Stored data
_ _ _

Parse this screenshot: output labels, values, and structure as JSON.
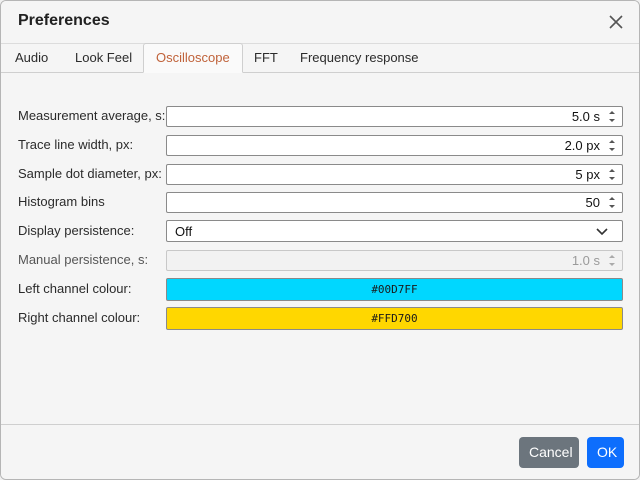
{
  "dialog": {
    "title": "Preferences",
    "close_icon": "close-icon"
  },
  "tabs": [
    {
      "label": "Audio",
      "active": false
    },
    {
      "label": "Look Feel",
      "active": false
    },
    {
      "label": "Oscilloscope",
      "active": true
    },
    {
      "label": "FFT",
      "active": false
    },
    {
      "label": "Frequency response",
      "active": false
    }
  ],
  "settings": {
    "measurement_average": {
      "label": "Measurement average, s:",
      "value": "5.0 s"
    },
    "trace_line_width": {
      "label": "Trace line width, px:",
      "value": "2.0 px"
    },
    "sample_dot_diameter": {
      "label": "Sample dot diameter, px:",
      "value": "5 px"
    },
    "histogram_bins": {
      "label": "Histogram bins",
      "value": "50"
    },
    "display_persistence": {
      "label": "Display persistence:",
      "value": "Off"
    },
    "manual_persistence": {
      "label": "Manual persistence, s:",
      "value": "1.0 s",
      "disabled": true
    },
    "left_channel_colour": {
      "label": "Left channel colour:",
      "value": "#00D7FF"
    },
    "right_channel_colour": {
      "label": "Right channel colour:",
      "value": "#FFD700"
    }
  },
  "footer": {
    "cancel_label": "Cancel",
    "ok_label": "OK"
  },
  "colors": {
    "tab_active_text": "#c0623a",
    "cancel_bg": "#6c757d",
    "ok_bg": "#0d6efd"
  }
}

_ _ _

The data should be printed again unchanged; leave its pictures out.

Parse this screenshot: output labels, values, and structure as JSON.
{
  "dialog": {
    "title": "Preferences",
    "close_icon": "close-icon"
  },
  "tabs": [
    {
      "label": "Audio",
      "active": false
    },
    {
      "label": "Look Feel",
      "active": false
    },
    {
      "label": "Oscilloscope",
      "active": true
    },
    {
      "label": "FFT",
      "active": false
    },
    {
      "label": "Frequency response",
      "active": false
    }
  ],
  "settings": {
    "measurement_average": {
      "label": "Measurement average, s:",
      "value": "5.0 s"
    },
    "trace_line_width": {
      "label": "Trace line width, px:",
      "value": "2.0 px"
    },
    "sample_dot_diameter": {
      "label": "Sample dot diameter, px:",
      "value": "5 px"
    },
    "histogram_bins": {
      "label": "Histogram bins",
      "value": "50"
    },
    "display_persistence": {
      "label": "Display persistence:",
      "value": "Off"
    },
    "manual_persistence": {
      "label": "Manual persistence, s:",
      "value": "1.0 s",
      "disabled": true
    },
    "left_channel_colour": {
      "label": "Left channel colour:",
      "value": "#00D7FF"
    },
    "right_channel_colour": {
      "label": "Right channel colour:",
      "value": "#FFD700"
    }
  },
  "footer": {
    "cancel_label": "Cancel",
    "ok_label": "OK"
  },
  "colors": {
    "tab_active_text": "#c0623a",
    "cancel_bg": "#6c757d",
    "ok_bg": "#0d6efd"
  }
}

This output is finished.